--- Start Data section ---

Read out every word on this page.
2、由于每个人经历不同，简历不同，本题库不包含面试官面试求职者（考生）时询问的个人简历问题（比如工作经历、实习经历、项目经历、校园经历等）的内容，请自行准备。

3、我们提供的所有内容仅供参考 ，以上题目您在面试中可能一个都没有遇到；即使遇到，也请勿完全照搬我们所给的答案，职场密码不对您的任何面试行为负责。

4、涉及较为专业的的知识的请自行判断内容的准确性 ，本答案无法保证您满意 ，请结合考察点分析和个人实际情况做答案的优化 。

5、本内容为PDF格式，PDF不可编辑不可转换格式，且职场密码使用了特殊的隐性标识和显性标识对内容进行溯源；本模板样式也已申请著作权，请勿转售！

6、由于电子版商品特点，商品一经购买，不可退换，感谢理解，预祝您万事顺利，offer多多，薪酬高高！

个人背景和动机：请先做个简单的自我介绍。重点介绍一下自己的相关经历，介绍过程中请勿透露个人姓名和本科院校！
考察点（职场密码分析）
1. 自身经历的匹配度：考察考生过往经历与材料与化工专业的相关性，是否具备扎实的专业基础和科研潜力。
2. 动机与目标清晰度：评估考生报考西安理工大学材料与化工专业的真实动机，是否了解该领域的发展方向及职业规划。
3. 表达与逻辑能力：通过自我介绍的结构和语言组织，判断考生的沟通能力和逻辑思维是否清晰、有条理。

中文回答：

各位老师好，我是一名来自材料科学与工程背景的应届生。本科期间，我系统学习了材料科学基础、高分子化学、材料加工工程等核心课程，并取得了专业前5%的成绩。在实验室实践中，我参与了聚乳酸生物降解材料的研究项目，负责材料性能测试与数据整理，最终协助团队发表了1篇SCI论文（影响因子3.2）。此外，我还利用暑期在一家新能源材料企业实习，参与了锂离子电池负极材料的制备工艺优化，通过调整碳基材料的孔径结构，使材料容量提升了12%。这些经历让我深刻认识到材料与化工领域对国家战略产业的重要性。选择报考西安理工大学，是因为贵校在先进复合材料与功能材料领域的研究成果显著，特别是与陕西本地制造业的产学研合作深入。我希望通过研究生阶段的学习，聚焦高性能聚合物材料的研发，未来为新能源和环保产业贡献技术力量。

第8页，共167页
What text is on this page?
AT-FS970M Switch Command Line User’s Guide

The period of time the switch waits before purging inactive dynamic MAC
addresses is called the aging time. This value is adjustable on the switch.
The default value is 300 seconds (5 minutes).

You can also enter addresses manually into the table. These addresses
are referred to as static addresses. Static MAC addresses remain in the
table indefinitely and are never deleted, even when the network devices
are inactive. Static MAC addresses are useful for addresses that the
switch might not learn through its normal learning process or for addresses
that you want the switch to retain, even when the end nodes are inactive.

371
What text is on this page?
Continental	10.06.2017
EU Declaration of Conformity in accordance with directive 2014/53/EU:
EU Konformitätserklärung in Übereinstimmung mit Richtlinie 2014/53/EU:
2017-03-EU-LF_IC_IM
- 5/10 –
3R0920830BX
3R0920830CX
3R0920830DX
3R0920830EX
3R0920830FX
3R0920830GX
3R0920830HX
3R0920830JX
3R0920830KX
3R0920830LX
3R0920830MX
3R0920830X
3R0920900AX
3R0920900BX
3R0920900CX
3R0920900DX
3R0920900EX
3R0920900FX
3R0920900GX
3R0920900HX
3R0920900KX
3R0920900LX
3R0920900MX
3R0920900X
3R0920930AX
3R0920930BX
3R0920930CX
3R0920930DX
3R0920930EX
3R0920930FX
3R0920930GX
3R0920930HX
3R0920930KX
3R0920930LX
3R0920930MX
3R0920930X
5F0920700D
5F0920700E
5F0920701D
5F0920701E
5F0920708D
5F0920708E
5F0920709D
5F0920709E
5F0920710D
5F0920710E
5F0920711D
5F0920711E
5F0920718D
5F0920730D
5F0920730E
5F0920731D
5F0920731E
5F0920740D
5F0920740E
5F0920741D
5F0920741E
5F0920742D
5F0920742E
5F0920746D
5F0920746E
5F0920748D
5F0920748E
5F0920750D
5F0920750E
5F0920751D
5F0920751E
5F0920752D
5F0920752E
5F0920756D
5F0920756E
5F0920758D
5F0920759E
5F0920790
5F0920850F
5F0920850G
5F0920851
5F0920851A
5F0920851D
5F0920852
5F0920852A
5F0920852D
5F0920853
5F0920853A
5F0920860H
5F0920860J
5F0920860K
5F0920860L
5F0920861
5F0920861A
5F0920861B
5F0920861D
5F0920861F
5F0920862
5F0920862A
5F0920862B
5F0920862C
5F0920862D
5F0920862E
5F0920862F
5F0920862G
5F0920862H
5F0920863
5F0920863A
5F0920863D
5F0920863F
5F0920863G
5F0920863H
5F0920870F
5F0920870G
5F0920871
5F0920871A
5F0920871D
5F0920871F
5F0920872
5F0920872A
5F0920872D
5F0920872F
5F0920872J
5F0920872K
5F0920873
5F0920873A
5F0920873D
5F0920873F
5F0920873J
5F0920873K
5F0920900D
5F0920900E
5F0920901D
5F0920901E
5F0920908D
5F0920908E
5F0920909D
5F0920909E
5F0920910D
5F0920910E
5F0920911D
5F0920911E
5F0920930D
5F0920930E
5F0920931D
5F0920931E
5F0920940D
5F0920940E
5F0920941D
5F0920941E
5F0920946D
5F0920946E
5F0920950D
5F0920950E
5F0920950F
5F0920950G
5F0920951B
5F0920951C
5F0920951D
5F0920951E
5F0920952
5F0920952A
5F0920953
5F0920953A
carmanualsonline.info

--- End Data section ---

# Aim
Copy out the data shown above without altering anything.

# Solution to this exercise
Read out every word on this page.
2、由于每个人经历不同，简历不同，本题库不包含面试官面试求职者（考生）时询问的个人简历问题（比如工作经历、实习经历、项目经历、校园经历等）的内容，请自行准备。

3、我们提供的所有内容仅供参考 ，以上题目您在面试中可能一个都没有遇到；即使遇到，也请勿完全照搬我们所给的答案，职场密码不对您的任何面试行为负责。

4、涉及较为专业的的知识的请自行判断内容的准确性 ，本答案无法保证您满意 ，请结合考察点分析和个人实际情况做答案的优化 。

5、本内容为PDF格式，PDF不可编辑不可转换格式，且职场密码使用了特殊的隐性标识和显性标识对内容进行溯源；本模板样式也已申请著作权，请勿转售！

6、由于电子版商品特点，商品一经购买，不可退换，感谢理解，预祝您万事顺利，offer多多，薪酬高高！

个人背景和动机：请先做个简单的自我介绍。重点介绍一下自己的相关经历，介绍过程中请勿透露个人姓名和本科院校！
考察点（职场密码分析）
1. 自身经历的匹配度：考察考生过往经历与材料与化工专业的相关性，是否具备扎实的专业基础和科研潜力。
2. 动机与目标清晰度：评估考生报考西安理工大学材料与化工专业的真实动机，是否了解该领域的发展方向及职业规划。
3. 表达与逻辑能力：通过自我介绍的结构和语言组织，判断考生的沟通能力和逻辑思维是否清晰、有条理。

中文回答：

各位老师好，我是一名来自材料科学与工程背景的应届生。本科期间，我系统学习了材料科学基础、高分子化学、材料加工工程等核心课程，并取得了专业前5%的成绩。在实验室实践中，我参与了聚乳酸生物降解材料的研究项目，负责材料性能测试与数据整理，最终协助团队发表了1篇SCI论文（影响因子3.2）。此外，我还利用暑期在一家新能源材料企业实习，参与了锂离子电池负极材料的制备工艺优化，通过调整碳基材料的孔径结构，使材料容量提升了12%。这些经历让我深刻认识到材料与化工领域对国家战略产业的重要性。选择报考西安理工大学，是因为贵校在先进复合材料与功能材料领域的研究成果显著，特别是与陕西本地制造业的产学研合作深入。我希望通过研究生阶段的学习，聚焦高性能聚合物材料的研发，未来为新能源和环保产业贡献技术力量。

第8页，共167页
What text is on this page?
AT-FS970M Switch Command Line User’s Guide

The period of time the switch waits before purging inactive dynamic MAC
addresses is called the aging time. This value is adjustable on the switch.
The default value is 300 seconds (5 minutes).

You can also enter addresses manually into the table. These addresses
are referred to as static addresses. Static MAC addresses remain in the
table indefinitely and are never deleted, even when the network devices
are inactive. Static MAC addresses are useful for addresses that the
switch might not learn through its normal learning process or for addresses
that you want the switch to retain, even when the end nodes are inactive.

371
What text is on this page?
Continental	10.06.2017
EU Declaration of Conformity in accordance with directive 2014/53/EU:
EU Konformitätserklärung in Übereinstimmung mit Richtlinie 2014/53/EU:
2017-03-EU-LF_IC_IM
- 5/10 –
3R0920830BX
3R0920830CX
3R0920830DX
3R0920830EX
3R0920830FX
3R0920830GX
3R0920830HX
3R0920830JX
3R0920830KX
3R0920830LX
3R0920830MX
3R0920830X
3R0920900AX
3R0920900BX
3R0920900CX
3R0920900DX
3R0920900EX
3R0920900FX
3R0920900GX
3R0920900HX
3R0920900KX
3R0920900LX
3R0920900MX
3R0920900X
3R0920930AX
3R0920930BX
3R0920930CX
3R0920930DX
3R0920930EX
3R0920930FX
3R0920930GX
3R0920930HX
3R0920930KX
3R0920930LX
3R0920930MX
3R0920930X
5F0920700D
5F0920700E
5F0920701D
5F0920701E
5F0920708D
5F0920708E
5F0920709D
5F0920709E
5F0920710D
5F0920710E
5F0920711D
5F0920711E
5F0920718D
5F0920730D
5F0920730E
5F0920731D
5F0920731E
5F0920740D
5F0920740E
5F0920741D
5F0920741E
5F0920742D
5F0920742E
5F0920746D
5F0920746E
5F0920748D
5F0920748E
5F0920750D
5F0920750E
5F0920751D
5F0920751E
5F0920752D
5F0920752E
5F0920756D
5F0920756E
5F0920758D
5F0920759E
5F0920790
5F0920850F
5F0920850G
5F0920851
5F0920851A
5F0920851D
5F0920852
5F0920852A
5F0920852D
5F0920853
5F0920853A
5F0920860H
5F0920860J
5F0920860K
5F0920860L
5F0920861
5F0920861A
5F0920861B
5F0920861D
5F0920861F
5F0920862
5F0920862A
5F0920862B
5F0920862C
5F0920862D
5F0920862E
5F0920862F
5F0920862G
5F0920862H
5F0920863
5F0920863A
5F0920863D
5F0920863F
5F0920863G
5F0920863H
5F0920870F
5F0920870G
5F0920871
5F0920871A
5F0920871D
5F0920871F
5F0920872
5F0920872A
5F0920872D
5F0920872F
5F0920872J
5F0920872K
5F0920873
5F0920873A
5F0920873D
5F0920873F
5F0920873J
5F0920873K
5F0920900D
5F0920900E
5F0920901D
5F0920901E
5F0920908D
5F0920908E
5F0920909D
5F0920909E
5F0920910D
5F0920910E
5F0920911D
5F0920911E
5F0920930D
5F0920930E
5F0920931D
5F0920931E
5F0920940D
5F0920940E
5F0920941D
5F0920941E
5F0920946D
5F0920946E
5F0920950D
5F0920950E
5F0920950F
5F0920950G
5F0920951B
5F0920951C
5F0920951D
5F0920951E
5F0920952
5F0920952A
5F0920953
5F0920953A
carmanualsonline.info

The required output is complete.